***** Extracted information *****

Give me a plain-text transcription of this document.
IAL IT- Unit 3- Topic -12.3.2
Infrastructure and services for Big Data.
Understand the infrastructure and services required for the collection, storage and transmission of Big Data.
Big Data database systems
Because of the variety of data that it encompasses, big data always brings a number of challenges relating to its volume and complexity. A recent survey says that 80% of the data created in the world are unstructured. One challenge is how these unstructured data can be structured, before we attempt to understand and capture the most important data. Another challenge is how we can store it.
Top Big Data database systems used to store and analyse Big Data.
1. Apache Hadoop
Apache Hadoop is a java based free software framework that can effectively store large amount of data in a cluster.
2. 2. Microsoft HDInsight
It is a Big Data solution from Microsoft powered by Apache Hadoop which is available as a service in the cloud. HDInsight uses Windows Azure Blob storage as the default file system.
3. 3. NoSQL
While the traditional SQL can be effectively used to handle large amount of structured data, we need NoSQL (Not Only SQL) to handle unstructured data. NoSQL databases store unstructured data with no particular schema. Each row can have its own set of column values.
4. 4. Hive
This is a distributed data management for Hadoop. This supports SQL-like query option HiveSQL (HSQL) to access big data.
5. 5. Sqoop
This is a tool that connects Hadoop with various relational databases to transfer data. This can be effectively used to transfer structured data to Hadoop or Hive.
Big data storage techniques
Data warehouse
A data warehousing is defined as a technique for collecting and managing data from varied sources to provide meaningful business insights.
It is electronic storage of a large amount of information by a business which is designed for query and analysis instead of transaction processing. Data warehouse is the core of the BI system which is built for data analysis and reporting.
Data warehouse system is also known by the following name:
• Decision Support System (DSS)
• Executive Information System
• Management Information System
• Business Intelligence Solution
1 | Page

*****

Short task
Would you reproduce all the entries exactly?

Answer for this exercise
Give me a plain-text transcription of this document.
IAL IT- Unit 3- Topic -12.3.2
Infrastructure and services for Big Data.
Understand the infrastructure and services required for the collection, storage and transmission of Big Data.
Big Data database systems
Because of the variety of data that it encompasses, big data always brings a number of challenges relating to its volume and complexity. A recent survey says that 80% of the data created in the world are unstructured. One challenge is how these unstructured data can be structured, before we attempt to understand and capture the most important data. Another challenge is how we can store it.
Top Big Data database systems used to store and analyse Big Data.
1. Apache Hadoop
Apache Hadoop is a java based free software framework that can effectively store large amount of data in a cluster.
2. 2. Microsoft HDInsight
It is a Big Data solution from Microsoft powered by Apache Hadoop which is available as a service in the cloud. HDInsight uses Windows Azure Blob storage as the default file system.
3. 3. NoSQL
While the traditional SQL can be effectively used to handle large amount of structured data, we need NoSQL (Not Only SQL) to handle unstructured data. NoSQL databases store unstructured data with no particular schema. Each row can have its own set of column values.
4. 4. Hive
This is a distributed data management for Hadoop. This supports SQL-like query option HiveSQL (HSQL) to access big data.
5. 5. Sqoop
This is a tool that connects Hadoop with various relational databases to transfer data. This can be effectively used to transfer structured data to Hadoop or Hive.
Big data storage techniques
Data warehouse
A data warehousing is defined as a technique for collecting and managing data from varied sources to provide meaningful business insights.
It is electronic storage of a large amount of information by a business which is designed for query and analysis instead of transaction processing. Data warehouse is the core of the BI system which is built for data analysis and reporting.
Data warehouse system is also known by the following name:
• Decision Support System (DSS)
• Executive Information System
• Management Information System
• Business Intelligence Solution
1 | Page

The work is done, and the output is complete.